··· Supplied material ···
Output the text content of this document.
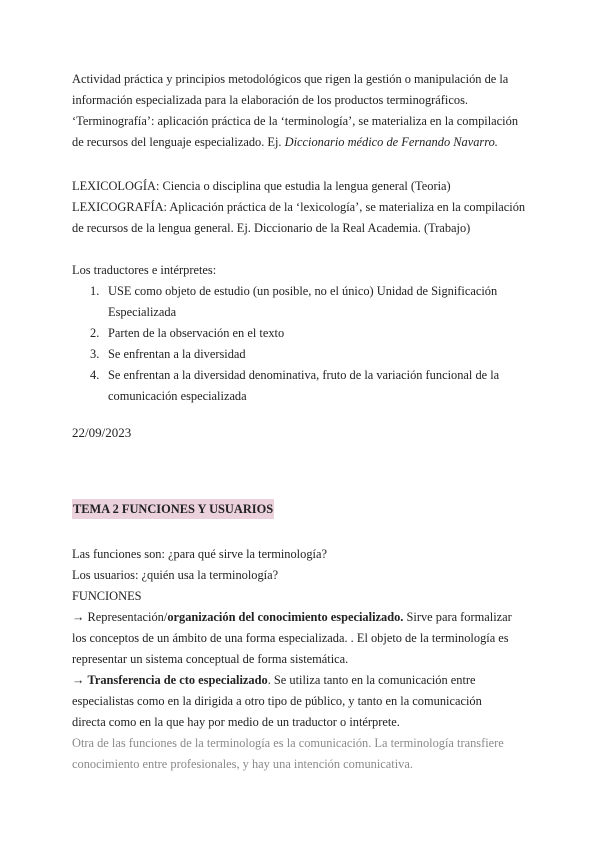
Actividad práctica y principios metodológicos que rigen la gestión o manipulación de la
información especializada para la elaboración de los productos terminográficos.
‘Terminografía’: aplicación práctica de la ‘terminología’, se materializa en la compilación
de recursos del lenguaje especializado. Ej. Diccionario médico de Fernando Navarro.
LEXICOLOGÍA: Ciencia o disciplina que estudia la lengua general (Teoria)
LEXICOGRAFÍA: Aplicación práctica de la ‘lexicología’, se materializa en la compilación
de recursos de la lengua general. Ej. Diccionario de la Real Academia. (Trabajo)
Los traductores e intérpretes:
1. USE como objeto de estudio (un posible, no el único) Unidad de Significación
Especializada
2. Parten de la observación en el texto
3. Se enfrentan a la diversidad
4. Se enfrentan a la diversidad denominativa, fruto de la variación funcional de la
comunicación especializada
22/09/2023
TEMA 2 FUNCIONES Y USUARIOS
Las funciones son: ¿para qué sirve la terminología?
Los usuarios: ¿quién usa la terminología?
FUNCIONES
→ Representación/organización del conocimiento especializado. Sirve para formalizar
los conceptos de un ámbito de una forma especializada. . El objeto de la terminología es
representar un sistema conceptual de forma sistemática.
→ Transferencia de cto especializado. Se utiliza tanto en la comunicación entre
especialistas como en la dirigida a otro tipo de público, y tanto en la comunicación
directa como en la que hay por medio de un traductor o intérprete.
Otra de las funciones de la terminología es la comunicación. La terminología transfiere
conocimiento entre profesionales, y hay una intención comunicativa.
···
> Given exercise
Within the material above, find the lines that contain the word "comunicación"; copy them.

> Expected output
comunicación especializada
→ Transferencia de cto especializado. Se utiliza tanto en la comunicación entre
especialistas como en la dirigida a otro tipo de público, y tanto en la comunicación
Otra de las funciones de la terminología es la comunicación. La terminología transfiere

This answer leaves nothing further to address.